Data entries.
---*---

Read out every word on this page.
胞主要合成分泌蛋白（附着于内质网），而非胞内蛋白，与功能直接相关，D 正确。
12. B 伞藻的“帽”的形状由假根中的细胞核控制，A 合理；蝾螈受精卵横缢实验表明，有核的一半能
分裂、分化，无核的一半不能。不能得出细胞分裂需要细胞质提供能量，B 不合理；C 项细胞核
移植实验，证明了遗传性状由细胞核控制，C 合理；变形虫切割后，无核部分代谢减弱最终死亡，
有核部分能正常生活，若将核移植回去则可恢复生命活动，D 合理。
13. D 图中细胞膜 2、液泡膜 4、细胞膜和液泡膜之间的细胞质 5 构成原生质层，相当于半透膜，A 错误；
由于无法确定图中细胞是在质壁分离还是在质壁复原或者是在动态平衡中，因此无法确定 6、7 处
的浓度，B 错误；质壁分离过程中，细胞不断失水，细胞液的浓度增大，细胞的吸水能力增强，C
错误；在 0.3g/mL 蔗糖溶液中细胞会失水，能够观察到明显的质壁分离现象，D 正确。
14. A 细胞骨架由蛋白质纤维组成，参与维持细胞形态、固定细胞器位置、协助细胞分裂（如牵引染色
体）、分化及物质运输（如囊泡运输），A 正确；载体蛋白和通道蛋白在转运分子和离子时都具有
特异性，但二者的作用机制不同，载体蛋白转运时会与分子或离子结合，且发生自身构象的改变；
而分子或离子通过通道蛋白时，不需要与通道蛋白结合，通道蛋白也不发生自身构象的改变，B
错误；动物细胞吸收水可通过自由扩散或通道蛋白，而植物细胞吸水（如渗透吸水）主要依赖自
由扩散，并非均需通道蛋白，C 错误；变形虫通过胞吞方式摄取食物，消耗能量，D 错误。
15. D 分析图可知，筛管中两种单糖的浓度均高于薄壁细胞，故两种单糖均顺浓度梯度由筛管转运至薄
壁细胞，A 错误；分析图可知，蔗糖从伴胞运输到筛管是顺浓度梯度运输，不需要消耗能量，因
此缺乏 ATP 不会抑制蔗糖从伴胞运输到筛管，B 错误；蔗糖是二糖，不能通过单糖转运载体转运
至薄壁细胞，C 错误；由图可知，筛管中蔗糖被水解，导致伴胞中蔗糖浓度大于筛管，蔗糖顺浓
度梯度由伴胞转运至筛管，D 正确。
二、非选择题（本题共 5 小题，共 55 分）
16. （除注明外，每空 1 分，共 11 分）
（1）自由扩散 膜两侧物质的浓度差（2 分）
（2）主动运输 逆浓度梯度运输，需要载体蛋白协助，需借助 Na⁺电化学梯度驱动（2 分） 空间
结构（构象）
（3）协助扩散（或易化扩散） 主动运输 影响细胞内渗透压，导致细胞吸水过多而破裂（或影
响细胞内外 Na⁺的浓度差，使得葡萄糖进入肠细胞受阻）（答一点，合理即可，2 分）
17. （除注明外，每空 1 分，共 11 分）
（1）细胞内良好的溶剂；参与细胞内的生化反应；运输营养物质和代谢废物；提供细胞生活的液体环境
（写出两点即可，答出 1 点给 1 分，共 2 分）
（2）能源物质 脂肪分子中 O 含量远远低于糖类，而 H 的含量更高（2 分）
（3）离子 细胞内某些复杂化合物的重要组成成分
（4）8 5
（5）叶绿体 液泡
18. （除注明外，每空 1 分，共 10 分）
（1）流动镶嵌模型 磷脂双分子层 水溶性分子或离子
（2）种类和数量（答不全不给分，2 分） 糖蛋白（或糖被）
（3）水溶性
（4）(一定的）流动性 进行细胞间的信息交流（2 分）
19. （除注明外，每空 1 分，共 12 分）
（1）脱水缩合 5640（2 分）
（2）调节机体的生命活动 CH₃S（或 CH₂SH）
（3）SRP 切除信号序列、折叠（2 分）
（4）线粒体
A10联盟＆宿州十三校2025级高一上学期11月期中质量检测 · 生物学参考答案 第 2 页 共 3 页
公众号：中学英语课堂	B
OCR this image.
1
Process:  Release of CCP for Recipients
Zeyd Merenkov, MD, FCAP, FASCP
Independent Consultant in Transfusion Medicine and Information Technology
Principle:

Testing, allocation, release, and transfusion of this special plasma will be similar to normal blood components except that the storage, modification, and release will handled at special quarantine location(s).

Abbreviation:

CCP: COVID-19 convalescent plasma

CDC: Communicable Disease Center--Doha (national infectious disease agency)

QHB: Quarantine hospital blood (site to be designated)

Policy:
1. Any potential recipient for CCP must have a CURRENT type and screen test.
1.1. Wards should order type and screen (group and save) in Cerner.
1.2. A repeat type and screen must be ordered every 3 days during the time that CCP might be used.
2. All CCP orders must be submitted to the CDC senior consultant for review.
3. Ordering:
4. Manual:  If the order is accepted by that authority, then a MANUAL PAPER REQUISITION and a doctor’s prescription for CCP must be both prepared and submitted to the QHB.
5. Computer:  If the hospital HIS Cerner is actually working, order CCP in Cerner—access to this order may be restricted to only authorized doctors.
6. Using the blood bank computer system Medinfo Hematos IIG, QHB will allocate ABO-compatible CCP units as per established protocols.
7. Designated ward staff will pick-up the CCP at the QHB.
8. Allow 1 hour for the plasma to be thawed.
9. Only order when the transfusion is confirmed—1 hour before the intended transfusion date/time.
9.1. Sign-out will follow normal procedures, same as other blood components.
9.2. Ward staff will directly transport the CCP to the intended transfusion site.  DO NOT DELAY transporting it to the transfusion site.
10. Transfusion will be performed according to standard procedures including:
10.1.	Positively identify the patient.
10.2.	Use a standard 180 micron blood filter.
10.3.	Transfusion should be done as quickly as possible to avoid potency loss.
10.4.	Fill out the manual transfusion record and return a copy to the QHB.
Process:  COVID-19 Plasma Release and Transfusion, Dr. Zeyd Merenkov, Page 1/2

---*---

Task prompt.
From the records above, extract everything verbatim.

Response for this exercise.
Read out every word on this page.
胞主要合成分泌蛋白（附着于内质网），而非胞内蛋白，与功能直接相关，D 正确。
12. B 伞藻的“帽”的形状由假根中的细胞核控制，A 合理；蝾螈受精卵横缢实验表明，有核的一半能
分裂、分化，无核的一半不能。不能得出细胞分裂需要细胞质提供能量，B 不合理；C 项细胞核
移植实验，证明了遗传性状由细胞核控制，C 合理；变形虫切割后，无核部分代谢减弱最终死亡，
有核部分能正常生活，若将核移植回去则可恢复生命活动，D 合理。
13. D 图中细胞膜 2、液泡膜 4、细胞膜和液泡膜之间的细胞质 5 构成原生质层，相当于半透膜，A 错误；
由于无法确定图中细胞是在质壁分离还是在质壁复原或者是在动态平衡中，因此无法确定 6、7 处
的浓度，B 错误；质壁分离过程中，细胞不断失水，细胞液的浓度增大，细胞的吸水能力增强，C
错误；在 0.3g/mL 蔗糖溶液中细胞会失水，能够观察到明显的质壁分离现象，D 正确。
14. A 细胞骨架由蛋白质纤维组成，参与维持细胞形态、固定细胞器位置、协助细胞分裂（如牵引染色
体）、分化及物质运输（如囊泡运输），A 正确；载体蛋白和通道蛋白在转运分子和离子时都具有
特异性，但二者的作用机制不同，载体蛋白转运时会与分子或离子结合，且发生自身构象的改变；
而分子或离子通过通道蛋白时，不需要与通道蛋白结合，通道蛋白也不发生自身构象的改变，B
错误；动物细胞吸收水可通过自由扩散或通道蛋白，而植物细胞吸水（如渗透吸水）主要依赖自
由扩散，并非均需通道蛋白，C 错误；变形虫通过胞吞方式摄取食物，消耗能量，D 错误。
15. D 分析图可知，筛管中两种单糖的浓度均高于薄壁细胞，故两种单糖均顺浓度梯度由筛管转运至薄
壁细胞，A 错误；分析图可知，蔗糖从伴胞运输到筛管是顺浓度梯度运输，不需要消耗能量，因
此缺乏 ATP 不会抑制蔗糖从伴胞运输到筛管，B 错误；蔗糖是二糖，不能通过单糖转运载体转运
至薄壁细胞，C 错误；由图可知，筛管中蔗糖被水解，导致伴胞中蔗糖浓度大于筛管，蔗糖顺浓
度梯度由伴胞转运至筛管，D 正确。
二、非选择题（本题共 5 小题，共 55 分）
16. （除注明外，每空 1 分，共 11 分）
（1）自由扩散 膜两侧物质的浓度差（2 分）
（2）主动运输 逆浓度梯度运输，需要载体蛋白协助，需借助 Na⁺电化学梯度驱动（2 分） 空间
结构（构象）
（3）协助扩散（或易化扩散） 主动运输 影响细胞内渗透压，导致细胞吸水过多而破裂（或影
响细胞内外 Na⁺的浓度差，使得葡萄糖进入肠细胞受阻）（答一点，合理即可，2 分）
17. （除注明外，每空 1 分，共 11 分）
（1）细胞内良好的溶剂；参与细胞内的生化反应；运输营养物质和代谢废物；提供细胞生活的液体环境
（写出两点即可，答出 1 点给 1 分，共 2 分）
（2）能源物质 脂肪分子中 O 含量远远低于糖类，而 H 的含量更高（2 分）
（3）离子 细胞内某些复杂化合物的重要组成成分
（4）8 5
（5）叶绿体 液泡
18. （除注明外，每空 1 分，共 10 分）
（1）流动镶嵌模型 磷脂双分子层 水溶性分子或离子
（2）种类和数量（答不全不给分，2 分） 糖蛋白（或糖被）
（3）水溶性
（4）(一定的）流动性 进行细胞间的信息交流（2 分）
19. （除注明外，每空 1 分，共 12 分）
（1）脱水缩合 5640（2 分）
（2）调节机体的生命活动 CH₃S（或 CH₂SH）
（3）SRP 切除信号序列、折叠（2 分）
（4）线粒体
A10联盟＆宿州十三校2025级高一上学期11月期中质量检测 · 生物学参考答案 第 2 页 共 3 页
公众号：中学英语课堂	B
OCR this image.
1
Process:  Release of CCP for Recipients
Zeyd Merenkov, MD, FCAP, FASCP
Independent Consultant in Transfusion Medicine and Information Technology
Principle:

Testing, allocation, release, and transfusion of this special plasma will be similar to normal blood components except that the storage, modification, and release will handled at special quarantine location(s).

Abbreviation:

CCP: COVID-19 convalescent plasma

CDC: Communicable Disease Center--Doha (national infectious disease agency)

QHB: Quarantine hospital blood (site to be designated)

Policy:
1. Any potential recipient for CCP must have a CURRENT type and screen test.
1.1. Wards should order type and screen (group and save) in Cerner.
1.2. A repeat type and screen must be ordered every 3 days during the time that CCP might be used.
2. All CCP orders must be submitted to the CDC senior consultant for review.
3. Ordering:
4. Manual:  If the order is accepted by that authority, then a MANUAL PAPER REQUISITION and a doctor’s prescription for CCP must be both prepared and submitted to the QHB.
5. Computer:  If the hospital HIS Cerner is actually working, order CCP in Cerner—access to this order may be restricted to only authorized doctors.
6. Using the blood bank computer system Medinfo Hematos IIG, QHB will allocate ABO-compatible CCP units as per established protocols.
7. Designated ward staff will pick-up the CCP at the QHB.
8. Allow 1 hour for the plasma to be thawed.
9. Only order when the transfusion is confirmed—1 hour before the intended transfusion date/time.
9.1. Sign-out will follow normal procedures, same as other blood components.
9.2. Ward staff will directly transport the CCP to the intended transfusion site.  DO NOT DELAY transporting it to the transfusion site.
10. Transfusion will be performed according to standard procedures including:
10.1.	Positively identify the patient.
10.2.	Use a standard 180 micron blood filter.
10.3.	Transfusion should be done as quickly as possible to avoid potency loss.
10.4.	Fill out the manual transfusion record and return a copy to the QHB.
Process:  COVID-19 Plasma Release and Transfusion, Dr. Zeyd Merenkov, Page 1/2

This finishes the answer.